• **SET EXERCISE**
Without the pictures, reproduce the records that follow exactly.

Dataset rows:

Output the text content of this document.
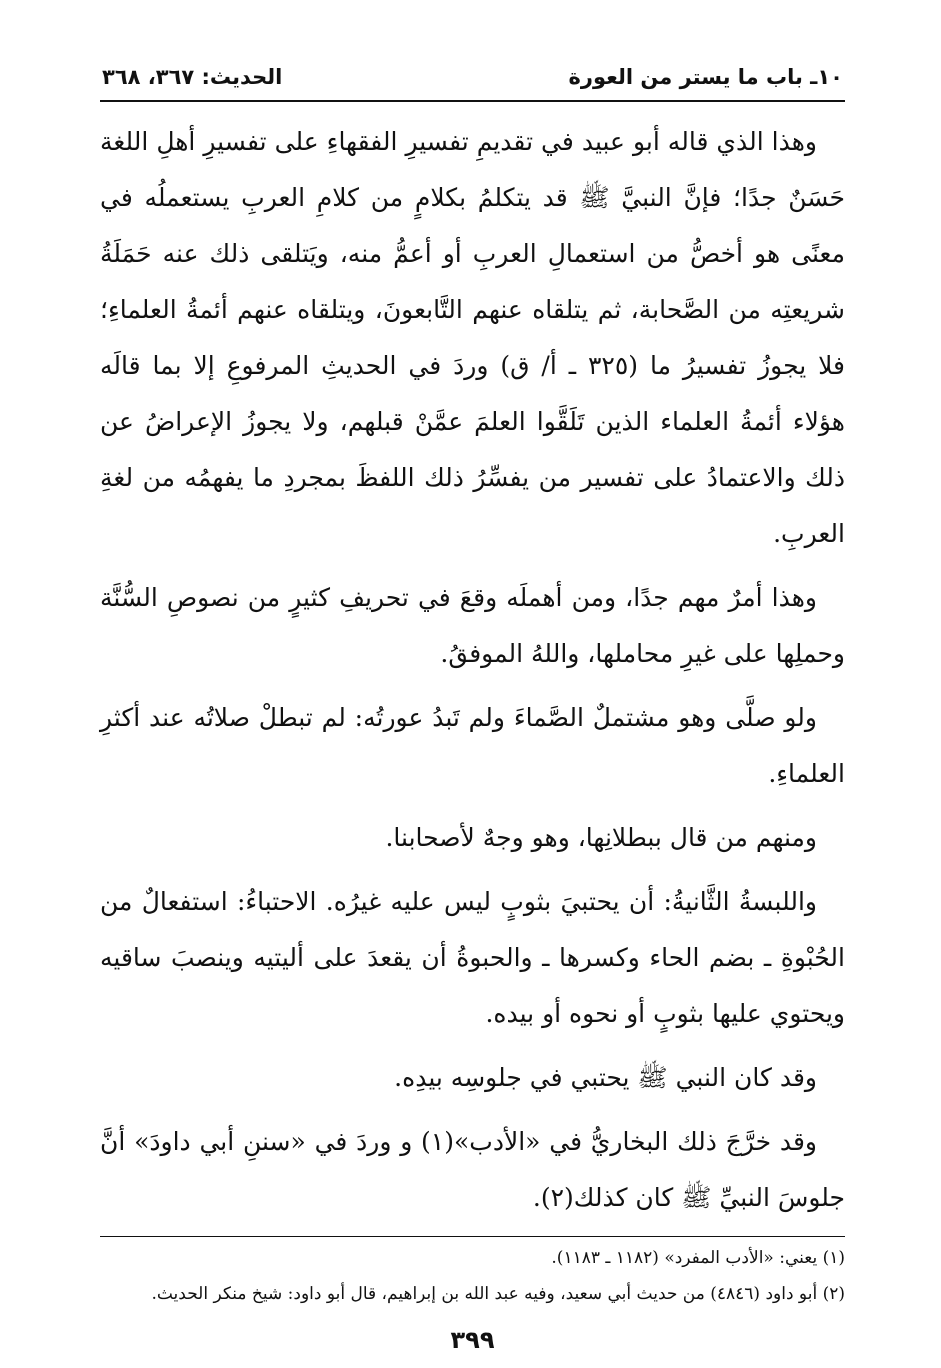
١٠ـ باب ما يستر من العورة
الحديث: ٣٦٧، ٣٦٨

وهذا الذي قاله أبو عبيد في تقديمِ تفسيرِ الفقهاءِ على تفسيرِ أهلِ اللغة حَسَنٌ جدًا؛ فإنَّ النبيَّ ﷺ قد يتكلمُ بكلامٍ من كلامِ العربِ يستعملُه في معنًى هو أخصُّ من استعمالِ العربِ أو أعمُّ منه، ويَتلقى ذلك عنه حَمَلَةُ شريعتِه من الصَّحابة، ثم يتلقاه عنهم التَّابعونَ، ويتلقاه عنهم أئمةُ العلماءِ؛ فلا يجوزُ تفسيرُ ما (٣٢٥ ـ أ/ ق) وردَ في الحديثِ المرفوعِ إلا بما قالَه هؤلاء أئمةُ العلماء الذين تَلَقَّوا العلمَ عمَّنْ قبلهم، ولا يجوزُ الإعراضُ عن ذلك والاعتمادُ على تفسير من يفسِّرُ ذلك اللفظَ بمجردِ ما يفهمُه من لغةِ العربِ.

وهذا أمرٌ مهم جدًا، ومن أهملَه وقعَ في تحريفِ كثيرٍ من نصوصِ السُّنَّة وحملِها على غيرِ محاملها، واللهُ الموفقُ.

ولو صلَّى وهو مشتملٌ الصَّماءَ ولم تَبدُ عورتُه: لم تبطلْ صلاتُه عند أكثرِ العلماءِ.

ومنهم من قال ببطلانِها، وهو وجهٌ لأصحابنا.

واللبسةُ الثَّانيةُ: أن يحتبيَ بثوبٍ ليس عليه غيرُه. الاحتباءُ: استفعالٌ من الحُبْوةِ ـ بضم الحاء وكسرها ـ والحبوةُ أن يقعدَ على أليتيه وينصبَ ساقيه ويحتوي عليها بثوبٍ أو نحوه أو بيده.

وقد كان النبي ﷺ يحتبي في جلوسِه بيدِه.

وقد خرَّجَ ذلك البخاريُّ في «الأدب»(١) و وردَ في «سننِ أبي داودَ» أنَّ جلوسَ النبيِّ ﷺ كان كذلك(٢).

(١) يعني: «الأدب المفرد» (١١٨٢ ـ ١١٨٣).

(٢) أبو داود (٤٨٤٦) من حديث أبي سعيد، وفيه عبد الله بن إبراهيم، قال أبو داود: شيخ منكر الحديث.

٣٩٩
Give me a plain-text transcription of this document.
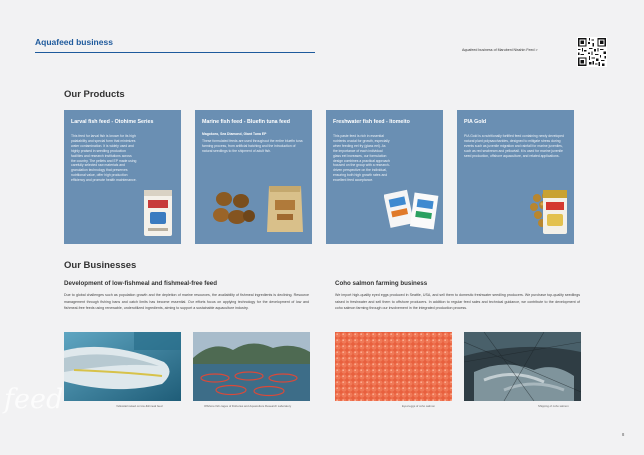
Aquafeed business
Aquafeed business of Marubeni Nisshin Feed >
Our Products
Larval fish feed - Otohime Series

This feed for larval fish is known for its high palatability and special form that minimizes water contamination. It is widely used and highly praised in seedling production facilities and research institutions across the country. The pellets and EP made using carefully selected raw materials and granulation technology that preserves nutritional value, offer high production efficiency and promote health maintenance.

Marine fish feed - Bluefin tuna feed
Magokoro, Sea Diamond, Giant Tuna EP

These formulated feeds are used throughout the entire bluefin tuna farming process, from artificial hatching and the introduction of natural seedlings to the shipment of adult fish.

Freshwater fish feed - Itomeito

This paste feed is rich in essential nutrients crucial for growth, especially when feeding eel fry (glass eel). As the importance of each individual glass eel increases, our formulation design combines a practical approach focused on the group with a research-driven perspective on the individual, ensuring both high growth rates and excellent feed acceptance.

PIA Gold

PIA Gold is a nutritionally fortified feed containing newly developed natural plant polysaccharides, designed to mitigate stress during events such as juvenile migration and rainfall for marine juveniles, such as red seabream and yellowtail. It is used for marine juvenile seed production, offshore aquaculture, and related applications.

Our Businesses
Development of low-fishmeal and fishmeal-free feed

Due to global challenges such as population growth and the depletion of marine resources, the availability of fishmeal ingredients is declining. Resource management through fishing bans and catch limits has become essential. Our efforts focus on applying technology for the development of low and fishmeal-free feeds using renewable, underutilized ingredients, aiming to support a sustainable aquaculture industry.

Coho salmon farming business

We import high-quality eyed eggs produced in Seattle, USA, and sell them to domestic freshwater seedling producers. We purchase top-quality seedlings raised in freshwater and sell them to offshore producers. In addition to regular feed sales and technical guidance, we contribute to the development of coho salmon farming through our involvement in the integrated production process.

Yellowtail raised on low-fishmeal feed	Offshore fish cages of Fisheries and Aquaculture Research Laboratory	Eyed eggs of coho salmon	Shipping of coho salmon
feed
8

• **SOLUTION BELOW**
Output the text content of this document.
١٠ـ باب ما يستر من العورة
الحديث: ٣٦٧، ٣٦٨

وهذا الذي قاله أبو عبيد في تقديمِ تفسيرِ الفقهاءِ على تفسيرِ أهلِ اللغة حَسَنٌ جدًا؛ فإنَّ النبيَّ ﷺ قد يتكلمُ بكلامٍ من كلامِ العربِ يستعملُه في معنًى هو أخصُّ من استعمالِ العربِ أو أعمُّ منه، ويَتلقى ذلك عنه حَمَلَةُ شريعتِه من الصَّحابة، ثم يتلقاه عنهم التَّابعونَ، ويتلقاه عنهم أئمةُ العلماءِ؛ فلا يجوزُ تفسيرُ ما (٣٢٥ ـ أ/ ق) وردَ في الحديثِ المرفوعِ إلا بما قالَه هؤلاء أئمةُ العلماء الذين تَلَقَّوا العلمَ عمَّنْ قبلهم، ولا يجوزُ الإعراضُ عن ذلك والاعتمادُ على تفسير من يفسِّرُ ذلك اللفظَ بمجردِ ما يفهمُه من لغةِ العربِ.

وهذا أمرٌ مهم جدًا، ومن أهملَه وقعَ في تحريفِ كثيرٍ من نصوصِ السُّنَّة وحملِها على غيرِ محاملها، واللهُ الموفقُ.

ولو صلَّى وهو مشتملٌ الصَّماءَ ولم تَبدُ عورتُه: لم تبطلْ صلاتُه عند أكثرِ العلماءِ.

ومنهم من قال ببطلانِها، وهو وجهٌ لأصحابنا.

واللبسةُ الثَّانيةُ: أن يحتبيَ بثوبٍ ليس عليه غيرُه. الاحتباءُ: استفعالٌ من الحُبْوةِ ـ بضم الحاء وكسرها ـ والحبوةُ أن يقعدَ على أليتيه وينصبَ ساقيه ويحتوي عليها بثوبٍ أو نحوه أو بيده.

وقد كان النبي ﷺ يحتبي في جلوسِه بيدِه.

وقد خرَّجَ ذلك البخاريُّ في «الأدب»(١) و وردَ في «سننِ أبي داودَ» أنَّ جلوسَ النبيِّ ﷺ كان كذلك(٢).

(١) يعني: «الأدب المفرد» (١١٨٢ ـ ١١٨٣).

(٢) أبو داود (٤٨٤٦) من حديث أبي سعيد، وفيه عبد الله بن إبراهيم، قال أبو داود: شيخ منكر الحديث.

٣٩٩
Give me a plain-text transcription of this document.
Aquafeed business
Aquafeed business of Marubeni Nisshin Feed >
Our Products
Larval fish feed - Otohime Series

This feed for larval fish is known for its high palatability and special form that minimizes water contamination. It is widely used and highly praised in seedling production facilities and research institutions across the country. The pellets and EP made using carefully selected raw materials and granulation technology that preserves nutritional value, offer high production efficiency and promote health maintenance.

Marine fish feed - Bluefin tuna feed
Magokoro, Sea Diamond, Giant Tuna EP

These formulated feeds are used throughout the entire bluefin tuna farming process, from artificial hatching and the introduction of natural seedlings to the shipment of adult fish.

Freshwater fish feed - Itomeito

This paste feed is rich in essential nutrients crucial for growth, especially when feeding eel fry (glass eel). As the importance of each individual glass eel increases, our formulation design combines a practical approach focused on the group with a research-driven perspective on the individual, ensuring both high growth rates and excellent feed acceptance.

PIA Gold

PIA Gold is a nutritionally fortified feed containing newly developed natural plant polysaccharides, designed to mitigate stress during events such as juvenile migration and rainfall for marine juveniles, such as red seabream and yellowtail. It is used for marine juvenile seed production, offshore aquaculture, and related applications.

Our Businesses
Development of low-fishmeal and fishmeal-free feed

Due to global challenges such as population growth and the depletion of marine resources, the availability of fishmeal ingredients is declining. Resource management through fishing bans and catch limits has become essential. Our efforts focus on applying technology for the development of low and fishmeal-free feeds using renewable, underutilized ingredients, aiming to support a sustainable aquaculture industry.

Coho salmon farming business

We import high-quality eyed eggs produced in Seattle, USA, and sell them to domestic freshwater seedling producers. We purchase top-quality seedlings raised in freshwater and sell them to offshore producers. In addition to regular feed sales and technical guidance, we contribute to the development of coho salmon farming through our involvement in the integrated production process.

Yellowtail raised on low-fishmeal feed	Offshore fish cages of Fisheries and Aquaculture Research Laboratory	Eyed eggs of coho salmon	Shipping of coho salmon
feed
8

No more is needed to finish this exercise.